----- PROVIDED RECORDS
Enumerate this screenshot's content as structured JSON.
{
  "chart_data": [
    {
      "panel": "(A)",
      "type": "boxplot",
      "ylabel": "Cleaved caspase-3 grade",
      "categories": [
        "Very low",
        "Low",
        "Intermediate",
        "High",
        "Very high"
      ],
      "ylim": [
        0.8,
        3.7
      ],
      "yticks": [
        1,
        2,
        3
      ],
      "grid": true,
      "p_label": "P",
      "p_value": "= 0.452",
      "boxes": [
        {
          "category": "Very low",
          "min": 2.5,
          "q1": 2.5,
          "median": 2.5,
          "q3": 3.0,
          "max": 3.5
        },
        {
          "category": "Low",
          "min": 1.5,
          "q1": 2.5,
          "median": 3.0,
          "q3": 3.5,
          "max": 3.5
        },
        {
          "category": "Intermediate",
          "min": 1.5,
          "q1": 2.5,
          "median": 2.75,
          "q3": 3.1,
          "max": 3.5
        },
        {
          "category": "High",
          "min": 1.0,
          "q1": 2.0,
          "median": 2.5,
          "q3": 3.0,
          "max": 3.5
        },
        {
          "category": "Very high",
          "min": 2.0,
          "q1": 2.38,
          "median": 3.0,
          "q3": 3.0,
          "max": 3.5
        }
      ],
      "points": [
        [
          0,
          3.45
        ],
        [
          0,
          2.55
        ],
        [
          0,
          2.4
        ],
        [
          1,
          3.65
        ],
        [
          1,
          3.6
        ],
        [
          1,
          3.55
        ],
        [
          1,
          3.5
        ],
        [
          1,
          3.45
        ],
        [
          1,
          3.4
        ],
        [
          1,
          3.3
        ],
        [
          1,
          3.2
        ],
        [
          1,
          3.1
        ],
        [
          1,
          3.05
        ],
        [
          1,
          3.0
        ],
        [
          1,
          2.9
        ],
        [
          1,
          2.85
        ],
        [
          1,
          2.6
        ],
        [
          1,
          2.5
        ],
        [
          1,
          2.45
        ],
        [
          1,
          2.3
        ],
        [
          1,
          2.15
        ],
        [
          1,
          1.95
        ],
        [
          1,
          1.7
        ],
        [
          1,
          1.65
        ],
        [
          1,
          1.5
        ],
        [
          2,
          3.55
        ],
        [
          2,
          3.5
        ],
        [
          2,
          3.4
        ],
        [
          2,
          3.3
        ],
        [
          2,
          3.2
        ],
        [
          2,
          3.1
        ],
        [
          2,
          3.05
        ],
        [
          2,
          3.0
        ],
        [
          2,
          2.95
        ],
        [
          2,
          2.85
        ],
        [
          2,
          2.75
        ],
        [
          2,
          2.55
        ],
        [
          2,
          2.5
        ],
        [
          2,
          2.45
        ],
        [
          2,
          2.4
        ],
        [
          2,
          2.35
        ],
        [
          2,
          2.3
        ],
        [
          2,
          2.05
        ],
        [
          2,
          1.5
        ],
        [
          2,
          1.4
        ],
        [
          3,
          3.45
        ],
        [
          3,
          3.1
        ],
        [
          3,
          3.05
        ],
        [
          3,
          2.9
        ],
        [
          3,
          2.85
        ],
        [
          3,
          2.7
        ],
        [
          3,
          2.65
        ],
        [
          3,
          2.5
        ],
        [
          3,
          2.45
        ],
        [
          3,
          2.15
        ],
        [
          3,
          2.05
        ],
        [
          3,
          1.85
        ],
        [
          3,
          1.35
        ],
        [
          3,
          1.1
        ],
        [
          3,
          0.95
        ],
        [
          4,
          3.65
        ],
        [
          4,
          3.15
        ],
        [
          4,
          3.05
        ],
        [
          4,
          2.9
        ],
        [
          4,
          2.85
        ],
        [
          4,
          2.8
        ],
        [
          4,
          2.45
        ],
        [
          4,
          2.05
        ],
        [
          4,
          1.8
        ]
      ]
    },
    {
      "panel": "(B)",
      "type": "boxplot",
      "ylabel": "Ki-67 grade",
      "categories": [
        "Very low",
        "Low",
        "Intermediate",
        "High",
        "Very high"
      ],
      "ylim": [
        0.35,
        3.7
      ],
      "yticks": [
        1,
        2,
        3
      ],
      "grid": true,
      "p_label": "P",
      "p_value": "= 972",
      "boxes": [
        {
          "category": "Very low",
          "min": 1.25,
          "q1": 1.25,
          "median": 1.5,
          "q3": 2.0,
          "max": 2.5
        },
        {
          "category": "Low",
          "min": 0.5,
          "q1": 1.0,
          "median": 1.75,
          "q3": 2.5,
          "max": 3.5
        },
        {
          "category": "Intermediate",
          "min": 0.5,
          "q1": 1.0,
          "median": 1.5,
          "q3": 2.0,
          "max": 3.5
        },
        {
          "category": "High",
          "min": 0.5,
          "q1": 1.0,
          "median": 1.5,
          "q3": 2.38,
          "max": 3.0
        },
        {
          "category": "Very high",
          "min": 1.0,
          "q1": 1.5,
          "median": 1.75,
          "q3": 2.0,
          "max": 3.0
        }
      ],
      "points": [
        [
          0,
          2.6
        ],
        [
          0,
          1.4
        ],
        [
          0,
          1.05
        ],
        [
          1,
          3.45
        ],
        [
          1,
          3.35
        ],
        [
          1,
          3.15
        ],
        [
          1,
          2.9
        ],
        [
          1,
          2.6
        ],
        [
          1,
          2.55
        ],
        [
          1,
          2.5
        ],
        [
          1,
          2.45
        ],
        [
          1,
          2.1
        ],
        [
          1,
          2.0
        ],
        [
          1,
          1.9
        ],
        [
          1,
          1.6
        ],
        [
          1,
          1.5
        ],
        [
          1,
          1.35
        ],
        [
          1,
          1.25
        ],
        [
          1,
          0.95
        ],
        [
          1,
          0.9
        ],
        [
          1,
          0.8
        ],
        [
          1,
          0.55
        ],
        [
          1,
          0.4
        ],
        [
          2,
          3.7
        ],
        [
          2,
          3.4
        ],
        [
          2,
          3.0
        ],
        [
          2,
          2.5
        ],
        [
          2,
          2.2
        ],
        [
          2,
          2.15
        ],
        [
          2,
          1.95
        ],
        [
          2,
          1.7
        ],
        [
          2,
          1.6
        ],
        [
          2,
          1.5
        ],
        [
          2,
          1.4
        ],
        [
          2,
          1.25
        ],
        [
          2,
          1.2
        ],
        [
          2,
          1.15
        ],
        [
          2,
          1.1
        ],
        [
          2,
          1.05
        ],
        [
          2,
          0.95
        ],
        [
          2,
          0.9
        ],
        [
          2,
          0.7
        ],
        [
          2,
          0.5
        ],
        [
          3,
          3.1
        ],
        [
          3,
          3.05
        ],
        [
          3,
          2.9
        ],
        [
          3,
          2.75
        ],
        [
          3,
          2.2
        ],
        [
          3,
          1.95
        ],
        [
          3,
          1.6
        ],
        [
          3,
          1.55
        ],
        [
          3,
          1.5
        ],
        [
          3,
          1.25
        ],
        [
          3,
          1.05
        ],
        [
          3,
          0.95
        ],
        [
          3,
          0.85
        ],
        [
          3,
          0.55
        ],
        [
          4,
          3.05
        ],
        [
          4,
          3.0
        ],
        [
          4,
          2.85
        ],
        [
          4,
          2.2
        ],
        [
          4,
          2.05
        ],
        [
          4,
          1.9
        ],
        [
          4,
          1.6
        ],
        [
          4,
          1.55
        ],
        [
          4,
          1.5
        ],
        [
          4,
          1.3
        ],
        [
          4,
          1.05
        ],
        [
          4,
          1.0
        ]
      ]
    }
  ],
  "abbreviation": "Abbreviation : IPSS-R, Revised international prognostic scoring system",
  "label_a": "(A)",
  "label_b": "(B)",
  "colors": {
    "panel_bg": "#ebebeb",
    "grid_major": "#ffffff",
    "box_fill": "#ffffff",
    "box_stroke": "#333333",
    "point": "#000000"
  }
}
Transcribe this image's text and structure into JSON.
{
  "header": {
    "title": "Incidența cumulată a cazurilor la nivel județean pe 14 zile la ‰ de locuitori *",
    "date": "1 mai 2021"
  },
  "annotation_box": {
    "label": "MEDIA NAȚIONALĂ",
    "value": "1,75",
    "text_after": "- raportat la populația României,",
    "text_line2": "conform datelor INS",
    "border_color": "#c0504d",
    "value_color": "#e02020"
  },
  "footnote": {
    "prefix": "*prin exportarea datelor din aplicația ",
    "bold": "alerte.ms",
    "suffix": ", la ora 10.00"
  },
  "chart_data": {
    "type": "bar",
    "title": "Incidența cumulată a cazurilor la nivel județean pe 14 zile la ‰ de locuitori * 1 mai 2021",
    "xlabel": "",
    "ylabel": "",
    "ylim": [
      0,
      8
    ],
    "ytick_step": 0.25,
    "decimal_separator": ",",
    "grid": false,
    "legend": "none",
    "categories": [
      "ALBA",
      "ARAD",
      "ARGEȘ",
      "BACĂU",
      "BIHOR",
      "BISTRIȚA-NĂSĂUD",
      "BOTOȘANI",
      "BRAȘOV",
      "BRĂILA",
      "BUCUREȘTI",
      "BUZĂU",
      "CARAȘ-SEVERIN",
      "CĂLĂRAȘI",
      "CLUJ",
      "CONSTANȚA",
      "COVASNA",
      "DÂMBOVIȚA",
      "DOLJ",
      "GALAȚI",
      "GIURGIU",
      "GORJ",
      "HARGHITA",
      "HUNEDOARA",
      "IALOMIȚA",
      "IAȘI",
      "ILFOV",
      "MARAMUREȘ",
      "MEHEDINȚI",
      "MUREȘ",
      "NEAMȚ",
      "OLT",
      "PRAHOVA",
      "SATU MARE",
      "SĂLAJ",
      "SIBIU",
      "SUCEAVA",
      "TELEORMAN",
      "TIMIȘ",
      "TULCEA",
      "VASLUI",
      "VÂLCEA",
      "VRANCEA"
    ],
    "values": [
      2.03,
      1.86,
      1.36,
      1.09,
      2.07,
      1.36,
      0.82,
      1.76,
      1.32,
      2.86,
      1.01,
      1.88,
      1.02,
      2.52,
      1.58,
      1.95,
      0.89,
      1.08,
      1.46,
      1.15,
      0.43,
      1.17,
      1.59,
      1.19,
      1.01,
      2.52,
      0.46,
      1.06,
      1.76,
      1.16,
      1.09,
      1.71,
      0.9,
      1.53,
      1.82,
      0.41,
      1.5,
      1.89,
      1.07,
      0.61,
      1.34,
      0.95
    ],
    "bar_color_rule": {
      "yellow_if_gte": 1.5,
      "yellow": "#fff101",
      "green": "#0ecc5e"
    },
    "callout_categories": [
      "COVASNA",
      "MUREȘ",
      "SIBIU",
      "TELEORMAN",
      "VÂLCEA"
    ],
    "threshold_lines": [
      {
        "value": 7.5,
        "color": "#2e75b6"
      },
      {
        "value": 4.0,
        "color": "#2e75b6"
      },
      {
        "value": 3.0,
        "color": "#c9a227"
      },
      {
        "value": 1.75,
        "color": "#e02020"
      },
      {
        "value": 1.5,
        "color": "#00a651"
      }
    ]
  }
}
----------
AIM ▸
Which lines contain the word "JSON"? Copy each of them.

ANSWER TO THIS TASK ▸
Enumerate this screenshot's content as structured JSON.
Transcribe this image's text and structure into JSON.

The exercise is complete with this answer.